◆ **Records from a data collection**:
· · · · ·

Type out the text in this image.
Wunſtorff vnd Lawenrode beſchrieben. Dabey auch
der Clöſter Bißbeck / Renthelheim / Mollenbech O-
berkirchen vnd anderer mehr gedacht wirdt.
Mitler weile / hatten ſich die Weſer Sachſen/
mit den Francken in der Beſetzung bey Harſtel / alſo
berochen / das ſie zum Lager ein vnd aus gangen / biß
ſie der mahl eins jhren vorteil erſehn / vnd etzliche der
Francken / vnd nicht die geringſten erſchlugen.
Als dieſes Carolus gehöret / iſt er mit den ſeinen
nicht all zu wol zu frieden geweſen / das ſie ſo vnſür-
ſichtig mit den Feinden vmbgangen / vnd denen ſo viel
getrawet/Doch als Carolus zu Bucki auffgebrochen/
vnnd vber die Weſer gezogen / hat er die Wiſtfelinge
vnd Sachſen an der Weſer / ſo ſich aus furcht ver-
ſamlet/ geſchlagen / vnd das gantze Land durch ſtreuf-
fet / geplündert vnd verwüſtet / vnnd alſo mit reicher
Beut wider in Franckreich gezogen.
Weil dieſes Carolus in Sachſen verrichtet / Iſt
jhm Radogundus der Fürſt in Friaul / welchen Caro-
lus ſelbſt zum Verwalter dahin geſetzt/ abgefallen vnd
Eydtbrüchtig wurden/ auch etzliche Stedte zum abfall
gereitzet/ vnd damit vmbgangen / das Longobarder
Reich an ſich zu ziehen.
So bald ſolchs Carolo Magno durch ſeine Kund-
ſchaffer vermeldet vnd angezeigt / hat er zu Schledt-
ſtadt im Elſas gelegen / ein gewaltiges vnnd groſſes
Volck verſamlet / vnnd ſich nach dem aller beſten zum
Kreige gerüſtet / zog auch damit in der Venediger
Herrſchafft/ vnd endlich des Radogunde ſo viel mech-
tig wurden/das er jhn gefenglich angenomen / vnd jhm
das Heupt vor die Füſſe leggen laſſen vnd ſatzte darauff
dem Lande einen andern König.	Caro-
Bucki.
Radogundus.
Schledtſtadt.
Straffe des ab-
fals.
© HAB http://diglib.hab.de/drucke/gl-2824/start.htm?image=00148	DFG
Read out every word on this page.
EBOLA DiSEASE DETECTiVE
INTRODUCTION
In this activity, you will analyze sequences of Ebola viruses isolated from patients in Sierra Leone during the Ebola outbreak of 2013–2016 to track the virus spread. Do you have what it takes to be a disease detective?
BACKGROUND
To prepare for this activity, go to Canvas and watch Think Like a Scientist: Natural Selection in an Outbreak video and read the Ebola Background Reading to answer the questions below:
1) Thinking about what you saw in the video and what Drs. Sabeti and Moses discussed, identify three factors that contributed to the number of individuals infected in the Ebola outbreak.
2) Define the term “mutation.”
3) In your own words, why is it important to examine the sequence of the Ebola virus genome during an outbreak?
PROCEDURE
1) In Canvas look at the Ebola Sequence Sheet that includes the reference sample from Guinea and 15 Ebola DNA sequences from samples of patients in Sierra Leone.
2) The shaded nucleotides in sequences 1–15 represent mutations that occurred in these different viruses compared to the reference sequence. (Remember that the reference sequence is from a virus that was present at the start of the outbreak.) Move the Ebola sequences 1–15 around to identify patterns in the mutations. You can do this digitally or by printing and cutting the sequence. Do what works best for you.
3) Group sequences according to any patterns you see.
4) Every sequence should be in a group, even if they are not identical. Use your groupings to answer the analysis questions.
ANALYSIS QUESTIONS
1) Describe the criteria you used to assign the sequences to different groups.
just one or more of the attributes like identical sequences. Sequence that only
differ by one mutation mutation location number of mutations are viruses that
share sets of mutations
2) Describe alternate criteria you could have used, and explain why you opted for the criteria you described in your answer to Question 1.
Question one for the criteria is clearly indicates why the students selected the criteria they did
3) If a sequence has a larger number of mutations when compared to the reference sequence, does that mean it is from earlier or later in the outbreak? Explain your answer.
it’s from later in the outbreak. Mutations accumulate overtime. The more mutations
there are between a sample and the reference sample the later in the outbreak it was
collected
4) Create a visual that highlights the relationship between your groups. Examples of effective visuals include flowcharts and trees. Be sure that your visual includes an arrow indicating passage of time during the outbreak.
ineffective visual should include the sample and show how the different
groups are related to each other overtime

· · · · ·

◆ **Brief**:
Retype each record. Keep every character as it is.

◆ **Exercise response**:
Type out the text in this image.
Wunſtorff vnd Lawenrode beſchrieben. Dabey auch
der Clöſter Bißbeck / Renthelheim / Mollenbech O-
berkirchen vnd anderer mehr gedacht wirdt.
Mitler weile / hatten ſich die Weſer Sachſen/
mit den Francken in der Beſetzung bey Harſtel / alſo
berochen / das ſie zum Lager ein vnd aus gangen / biß
ſie der mahl eins jhren vorteil erſehn / vnd etzliche der
Francken / vnd nicht die geringſten erſchlugen.
Als dieſes Carolus gehöret / iſt er mit den ſeinen
nicht all zu wol zu frieden geweſen / das ſie ſo vnſür-
ſichtig mit den Feinden vmbgangen / vnd denen ſo viel
getrawet/Doch als Carolus zu Bucki auffgebrochen/
vnnd vber die Weſer gezogen / hat er die Wiſtfelinge
vnd Sachſen an der Weſer / ſo ſich aus furcht ver-
ſamlet/ geſchlagen / vnd das gantze Land durch ſtreuf-
fet / geplündert vnd verwüſtet / vnnd alſo mit reicher
Beut wider in Franckreich gezogen.
Weil dieſes Carolus in Sachſen verrichtet / Iſt
jhm Radogundus der Fürſt in Friaul / welchen Caro-
lus ſelbſt zum Verwalter dahin geſetzt/ abgefallen vnd
Eydtbrüchtig wurden/ auch etzliche Stedte zum abfall
gereitzet/ vnd damit vmbgangen / das Longobarder
Reich an ſich zu ziehen.
So bald ſolchs Carolo Magno durch ſeine Kund-
ſchaffer vermeldet vnd angezeigt / hat er zu Schledt-
ſtadt im Elſas gelegen / ein gewaltiges vnnd groſſes
Volck verſamlet / vnnd ſich nach dem aller beſten zum
Kreige gerüſtet / zog auch damit in der Venediger
Herrſchafft/ vnd endlich des Radogunde ſo viel mech-
tig wurden/das er jhn gefenglich angenomen / vnd jhm
das Heupt vor die Füſſe leggen laſſen vnd ſatzte darauff
dem Lande einen andern König.	Caro-
Bucki.
Radogundus.
Schledtſtadt.
Straffe des ab-
fals.
© HAB http://diglib.hab.de/drucke/gl-2824/start.htm?image=00148	DFG
Read out every word on this page.
EBOLA DiSEASE DETECTiVE
INTRODUCTION
In this activity, you will analyze sequences of Ebola viruses isolated from patients in Sierra Leone during the Ebola outbreak of 2013–2016 to track the virus spread. Do you have what it takes to be a disease detective?
BACKGROUND
To prepare for this activity, go to Canvas and watch Think Like a Scientist: Natural Selection in an Outbreak video and read the Ebola Background Reading to answer the questions below:
1) Thinking about what you saw in the video and what Drs. Sabeti and Moses discussed, identify three factors that contributed to the number of individuals infected in the Ebola outbreak.
2) Define the term “mutation.”
3) In your own words, why is it important to examine the sequence of the Ebola virus genome during an outbreak?
PROCEDURE
1) In Canvas look at the Ebola Sequence Sheet that includes the reference sample from Guinea and 15 Ebola DNA sequences from samples of patients in Sierra Leone.
2) The shaded nucleotides in sequences 1–15 represent mutations that occurred in these different viruses compared to the reference sequence. (Remember that the reference sequence is from a virus that was present at the start of the outbreak.) Move the Ebola sequences 1–15 around to identify patterns in the mutations. You can do this digitally or by printing and cutting the sequence. Do what works best for you.
3) Group sequences according to any patterns you see.
4) Every sequence should be in a group, even if they are not identical. Use your groupings to answer the analysis questions.
ANALYSIS QUESTIONS
1) Describe the criteria you used to assign the sequences to different groups.
just one or more of the attributes like identical sequences. Sequence that only
differ by one mutation mutation location number of mutations are viruses that
share sets of mutations
2) Describe alternate criteria you could have used, and explain why you opted for the criteria you described in your answer to Question 1.
Question one for the criteria is clearly indicates why the students selected the criteria they did
3) If a sequence has a larger number of mutations when compared to the reference sequence, does that mean it is from earlier or later in the outbreak? Explain your answer.
it’s from later in the outbreak. Mutations accumulate overtime. The more mutations
there are between a sample and the reference sample the later in the outbreak it was
collected
4) Create a visual that highlights the relationship between your groups. Examples of effective visuals include flowcharts and trees. Be sure that your visual includes an arrow indicating passage of time during the outbreak.
ineffective visual should include the sample and show how the different
groups are related to each other overtime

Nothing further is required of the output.